━━ EXTRACTED DATA ━━

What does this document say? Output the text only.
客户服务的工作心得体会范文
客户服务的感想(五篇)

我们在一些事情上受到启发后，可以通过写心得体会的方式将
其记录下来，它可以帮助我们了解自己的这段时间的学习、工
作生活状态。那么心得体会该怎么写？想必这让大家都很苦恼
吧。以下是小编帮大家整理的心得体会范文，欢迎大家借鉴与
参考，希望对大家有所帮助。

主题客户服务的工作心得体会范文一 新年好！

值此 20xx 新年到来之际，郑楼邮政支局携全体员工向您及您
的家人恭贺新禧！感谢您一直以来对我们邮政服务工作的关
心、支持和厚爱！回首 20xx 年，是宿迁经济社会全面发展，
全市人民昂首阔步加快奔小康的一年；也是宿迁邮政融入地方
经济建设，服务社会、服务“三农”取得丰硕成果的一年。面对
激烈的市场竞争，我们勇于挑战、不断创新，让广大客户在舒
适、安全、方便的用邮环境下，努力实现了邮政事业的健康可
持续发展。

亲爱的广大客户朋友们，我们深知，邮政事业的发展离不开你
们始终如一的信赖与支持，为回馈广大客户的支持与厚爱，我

━━━

SHORT TASK
From the records above, please extract every line and repeat it exactly.

RESULT
What does this document say? Output the text only.
客户服务的工作心得体会范文
客户服务的感想(五篇)

我们在一些事情上受到启发后，可以通过写心得体会的方式将
其记录下来，它可以帮助我们了解自己的这段时间的学习、工
作生活状态。那么心得体会该怎么写？想必这让大家都很苦恼
吧。以下是小编帮大家整理的心得体会范文，欢迎大家借鉴与
参考，希望对大家有所帮助。

主题客户服务的工作心得体会范文一 新年好！

值此 20xx 新年到来之际，郑楼邮政支局携全体员工向您及您
的家人恭贺新禧！感谢您一直以来对我们邮政服务工作的关
心、支持和厚爱！回首 20xx 年，是宿迁经济社会全面发展，
全市人民昂首阔步加快奔小康的一年；也是宿迁邮政融入地方
经济建设，服务社会、服务“三农”取得丰硕成果的一年。面对
激烈的市场竞争，我们勇于挑战、不断创新，让广大客户在舒
适、安全、方便的用邮环境下，努力实现了邮政事业的健康可
持续发展。

亲爱的广大客户朋友们，我们深知，邮政事业的发展离不开你
们始终如一的信赖与支持，为回馈广大客户的支持与厚爱，我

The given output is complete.